** BEGIN Dataset records **

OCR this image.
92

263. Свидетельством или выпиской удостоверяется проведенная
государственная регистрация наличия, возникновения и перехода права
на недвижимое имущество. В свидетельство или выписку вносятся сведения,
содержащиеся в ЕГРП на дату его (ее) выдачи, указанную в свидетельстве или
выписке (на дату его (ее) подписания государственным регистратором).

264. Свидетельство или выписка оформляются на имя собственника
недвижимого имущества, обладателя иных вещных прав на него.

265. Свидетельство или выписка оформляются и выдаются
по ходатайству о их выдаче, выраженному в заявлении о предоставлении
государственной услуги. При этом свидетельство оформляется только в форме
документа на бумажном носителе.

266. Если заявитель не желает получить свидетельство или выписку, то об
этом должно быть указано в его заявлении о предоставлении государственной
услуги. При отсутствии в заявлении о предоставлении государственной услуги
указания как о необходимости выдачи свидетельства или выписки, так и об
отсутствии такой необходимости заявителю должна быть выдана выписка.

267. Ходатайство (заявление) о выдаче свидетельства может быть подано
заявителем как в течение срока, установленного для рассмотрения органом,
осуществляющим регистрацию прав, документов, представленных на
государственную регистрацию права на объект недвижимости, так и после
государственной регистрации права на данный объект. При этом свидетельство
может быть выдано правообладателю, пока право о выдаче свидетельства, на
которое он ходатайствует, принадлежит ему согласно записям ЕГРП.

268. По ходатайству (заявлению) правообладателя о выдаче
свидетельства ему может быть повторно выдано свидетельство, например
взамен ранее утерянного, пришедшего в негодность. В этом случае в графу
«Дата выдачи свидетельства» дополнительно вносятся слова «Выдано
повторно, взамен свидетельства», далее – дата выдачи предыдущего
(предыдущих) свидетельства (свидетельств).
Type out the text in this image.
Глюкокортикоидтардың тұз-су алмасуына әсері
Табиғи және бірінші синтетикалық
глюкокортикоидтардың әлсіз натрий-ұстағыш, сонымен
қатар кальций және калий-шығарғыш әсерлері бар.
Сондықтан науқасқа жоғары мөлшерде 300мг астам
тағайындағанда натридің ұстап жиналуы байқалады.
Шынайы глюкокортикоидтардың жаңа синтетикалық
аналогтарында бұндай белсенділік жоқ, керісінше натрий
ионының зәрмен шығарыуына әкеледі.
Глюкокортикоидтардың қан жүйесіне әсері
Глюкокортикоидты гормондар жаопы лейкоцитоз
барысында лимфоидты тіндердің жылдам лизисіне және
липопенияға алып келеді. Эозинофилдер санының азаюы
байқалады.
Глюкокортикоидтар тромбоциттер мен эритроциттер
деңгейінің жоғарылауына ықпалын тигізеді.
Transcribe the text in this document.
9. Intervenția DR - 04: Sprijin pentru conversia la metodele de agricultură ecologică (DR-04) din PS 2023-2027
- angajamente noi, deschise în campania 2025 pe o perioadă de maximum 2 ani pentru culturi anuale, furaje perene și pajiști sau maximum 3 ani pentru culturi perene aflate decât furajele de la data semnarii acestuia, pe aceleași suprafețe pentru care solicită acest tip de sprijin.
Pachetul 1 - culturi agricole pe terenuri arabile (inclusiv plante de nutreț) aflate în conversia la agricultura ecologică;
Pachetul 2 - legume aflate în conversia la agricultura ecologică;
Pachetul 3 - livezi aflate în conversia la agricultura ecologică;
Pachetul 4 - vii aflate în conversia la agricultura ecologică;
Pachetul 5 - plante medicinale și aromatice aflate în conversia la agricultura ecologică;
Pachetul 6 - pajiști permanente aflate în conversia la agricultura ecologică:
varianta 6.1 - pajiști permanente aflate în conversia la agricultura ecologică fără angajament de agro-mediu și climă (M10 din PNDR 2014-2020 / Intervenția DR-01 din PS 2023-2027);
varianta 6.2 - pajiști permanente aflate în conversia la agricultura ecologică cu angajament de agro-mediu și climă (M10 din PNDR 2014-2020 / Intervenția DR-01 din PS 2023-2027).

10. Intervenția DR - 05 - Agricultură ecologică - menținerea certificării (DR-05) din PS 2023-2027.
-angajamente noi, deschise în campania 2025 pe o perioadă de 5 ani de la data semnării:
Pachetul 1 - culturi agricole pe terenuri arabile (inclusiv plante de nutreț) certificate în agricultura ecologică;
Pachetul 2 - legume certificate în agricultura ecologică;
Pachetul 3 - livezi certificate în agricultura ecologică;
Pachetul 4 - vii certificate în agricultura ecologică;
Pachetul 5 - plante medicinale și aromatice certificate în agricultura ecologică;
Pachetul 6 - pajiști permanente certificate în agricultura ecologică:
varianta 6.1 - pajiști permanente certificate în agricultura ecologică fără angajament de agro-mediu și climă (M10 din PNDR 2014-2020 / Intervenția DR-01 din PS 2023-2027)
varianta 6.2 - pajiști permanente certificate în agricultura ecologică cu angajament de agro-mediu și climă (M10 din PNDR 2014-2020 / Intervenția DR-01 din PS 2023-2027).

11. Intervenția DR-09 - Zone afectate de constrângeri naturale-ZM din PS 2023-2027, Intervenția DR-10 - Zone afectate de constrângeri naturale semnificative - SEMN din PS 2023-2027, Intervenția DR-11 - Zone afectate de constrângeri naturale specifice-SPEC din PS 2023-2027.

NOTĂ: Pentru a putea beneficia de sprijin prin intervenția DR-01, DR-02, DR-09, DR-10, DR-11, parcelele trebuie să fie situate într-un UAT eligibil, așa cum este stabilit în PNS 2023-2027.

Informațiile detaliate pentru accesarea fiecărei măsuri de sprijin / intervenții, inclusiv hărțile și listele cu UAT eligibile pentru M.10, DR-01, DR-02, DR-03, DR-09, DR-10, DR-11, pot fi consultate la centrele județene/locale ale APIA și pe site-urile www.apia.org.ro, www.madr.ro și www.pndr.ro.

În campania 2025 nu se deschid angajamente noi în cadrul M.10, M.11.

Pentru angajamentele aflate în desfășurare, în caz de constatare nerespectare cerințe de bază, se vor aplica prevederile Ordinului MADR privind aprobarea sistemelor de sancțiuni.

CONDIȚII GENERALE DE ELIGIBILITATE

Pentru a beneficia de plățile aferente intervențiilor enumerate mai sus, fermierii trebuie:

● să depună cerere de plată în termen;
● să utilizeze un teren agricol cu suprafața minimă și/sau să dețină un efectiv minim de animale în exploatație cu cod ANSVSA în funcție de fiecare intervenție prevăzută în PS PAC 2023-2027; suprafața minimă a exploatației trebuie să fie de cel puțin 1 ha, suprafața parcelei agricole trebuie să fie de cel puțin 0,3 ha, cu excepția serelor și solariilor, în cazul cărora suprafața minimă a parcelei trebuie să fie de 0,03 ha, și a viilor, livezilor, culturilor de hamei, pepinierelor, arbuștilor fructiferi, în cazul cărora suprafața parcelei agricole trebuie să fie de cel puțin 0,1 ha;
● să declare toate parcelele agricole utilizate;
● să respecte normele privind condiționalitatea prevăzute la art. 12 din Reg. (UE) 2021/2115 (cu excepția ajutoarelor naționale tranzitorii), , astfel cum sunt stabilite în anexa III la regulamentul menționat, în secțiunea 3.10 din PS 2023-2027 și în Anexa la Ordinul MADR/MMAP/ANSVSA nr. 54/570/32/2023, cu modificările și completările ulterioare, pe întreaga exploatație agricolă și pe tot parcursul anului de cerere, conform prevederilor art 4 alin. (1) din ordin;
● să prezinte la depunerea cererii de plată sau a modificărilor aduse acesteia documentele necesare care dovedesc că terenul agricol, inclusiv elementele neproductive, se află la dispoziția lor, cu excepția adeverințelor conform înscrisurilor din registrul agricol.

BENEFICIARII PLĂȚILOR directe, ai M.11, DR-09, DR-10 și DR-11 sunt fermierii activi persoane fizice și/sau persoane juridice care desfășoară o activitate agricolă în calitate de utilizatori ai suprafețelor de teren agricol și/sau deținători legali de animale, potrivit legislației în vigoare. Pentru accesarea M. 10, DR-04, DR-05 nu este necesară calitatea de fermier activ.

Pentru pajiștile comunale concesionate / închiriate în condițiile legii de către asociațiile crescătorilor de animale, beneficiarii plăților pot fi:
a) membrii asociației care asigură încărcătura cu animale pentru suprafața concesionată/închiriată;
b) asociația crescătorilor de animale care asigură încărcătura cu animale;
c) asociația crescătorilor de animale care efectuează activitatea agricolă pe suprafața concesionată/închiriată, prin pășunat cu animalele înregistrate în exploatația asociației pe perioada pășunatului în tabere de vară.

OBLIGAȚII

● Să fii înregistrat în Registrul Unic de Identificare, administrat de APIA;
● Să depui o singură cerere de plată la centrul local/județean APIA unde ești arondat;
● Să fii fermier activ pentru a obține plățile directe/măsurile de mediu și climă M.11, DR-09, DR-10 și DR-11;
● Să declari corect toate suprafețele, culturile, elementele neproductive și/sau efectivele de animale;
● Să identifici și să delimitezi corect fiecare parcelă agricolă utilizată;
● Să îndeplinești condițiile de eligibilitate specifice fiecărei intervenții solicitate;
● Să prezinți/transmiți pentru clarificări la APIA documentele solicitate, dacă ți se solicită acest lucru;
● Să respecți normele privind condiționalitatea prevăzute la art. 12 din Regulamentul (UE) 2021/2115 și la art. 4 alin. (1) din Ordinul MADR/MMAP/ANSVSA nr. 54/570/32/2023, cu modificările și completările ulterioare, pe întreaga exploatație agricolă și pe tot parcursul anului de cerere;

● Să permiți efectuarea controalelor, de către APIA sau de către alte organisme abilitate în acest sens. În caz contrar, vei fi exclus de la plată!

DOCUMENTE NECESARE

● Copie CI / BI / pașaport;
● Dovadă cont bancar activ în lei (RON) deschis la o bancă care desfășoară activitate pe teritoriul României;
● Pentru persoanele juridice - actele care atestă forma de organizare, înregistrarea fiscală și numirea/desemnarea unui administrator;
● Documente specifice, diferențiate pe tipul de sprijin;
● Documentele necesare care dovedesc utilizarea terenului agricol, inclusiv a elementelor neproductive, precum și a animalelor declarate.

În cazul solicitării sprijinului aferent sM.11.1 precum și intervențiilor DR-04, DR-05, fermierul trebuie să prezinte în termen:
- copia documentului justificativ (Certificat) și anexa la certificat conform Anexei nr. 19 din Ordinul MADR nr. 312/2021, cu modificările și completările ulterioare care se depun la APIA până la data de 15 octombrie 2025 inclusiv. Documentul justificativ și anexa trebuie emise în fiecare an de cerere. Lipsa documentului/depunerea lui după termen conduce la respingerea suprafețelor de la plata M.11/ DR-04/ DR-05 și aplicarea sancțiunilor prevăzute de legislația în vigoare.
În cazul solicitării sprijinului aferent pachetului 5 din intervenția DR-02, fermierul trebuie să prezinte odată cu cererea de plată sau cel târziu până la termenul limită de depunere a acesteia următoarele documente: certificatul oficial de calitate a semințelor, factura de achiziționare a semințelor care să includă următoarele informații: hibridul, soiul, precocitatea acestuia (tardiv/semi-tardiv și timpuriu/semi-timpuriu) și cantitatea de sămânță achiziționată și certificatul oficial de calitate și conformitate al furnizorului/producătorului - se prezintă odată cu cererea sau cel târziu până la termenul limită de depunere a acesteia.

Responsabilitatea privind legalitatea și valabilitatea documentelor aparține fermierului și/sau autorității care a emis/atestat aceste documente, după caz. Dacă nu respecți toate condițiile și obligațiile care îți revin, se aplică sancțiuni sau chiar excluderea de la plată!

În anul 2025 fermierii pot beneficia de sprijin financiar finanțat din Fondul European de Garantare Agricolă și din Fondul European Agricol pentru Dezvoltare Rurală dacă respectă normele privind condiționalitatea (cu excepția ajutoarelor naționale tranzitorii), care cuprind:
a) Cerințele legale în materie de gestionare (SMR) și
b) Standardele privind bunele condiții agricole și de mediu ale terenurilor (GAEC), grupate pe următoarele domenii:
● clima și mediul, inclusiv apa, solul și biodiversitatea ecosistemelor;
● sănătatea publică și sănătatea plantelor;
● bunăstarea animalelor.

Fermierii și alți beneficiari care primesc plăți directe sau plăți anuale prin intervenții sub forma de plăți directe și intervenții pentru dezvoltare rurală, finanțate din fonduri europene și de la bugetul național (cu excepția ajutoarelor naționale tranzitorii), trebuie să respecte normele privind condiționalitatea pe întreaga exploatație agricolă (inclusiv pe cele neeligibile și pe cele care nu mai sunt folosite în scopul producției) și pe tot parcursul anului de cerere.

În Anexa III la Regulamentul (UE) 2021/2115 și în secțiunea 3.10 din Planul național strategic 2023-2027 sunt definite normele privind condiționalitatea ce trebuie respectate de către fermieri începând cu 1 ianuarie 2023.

** END Dataset records **

- [Set problem]:
Search the entries for the word "solicitării" and pick out every line that holds it.

- [Task solution]:
În cazul solicitării sprijinului aferent sM.11.1 precum și intervențiilor DR-04, DR-05, fermierul trebuie să prezinte în termen:
În cazul solicitării sprijinului aferent pachetului 5 din intervenția DR-02, fermierul trebuie să prezinte odată cu cererea de plată sau cel târziu până la termenul limită de depunere a acesteia următoarele documente: certificatul oficial de calitate a semințelor, factura de achiziționare a semințelor care să includă următoarele informații: hibridul, soiul, precocitatea acestuia (tardiv/semi-tardiv și timpuriu/semi-timpuriu) și cantitatea de sămânță achiziționată și certificatul oficial de calitate și conformitate al furnizorului/producătorului - se prezintă odată cu cererea sau cel târziu până la termenul limită de depunere a acesteia.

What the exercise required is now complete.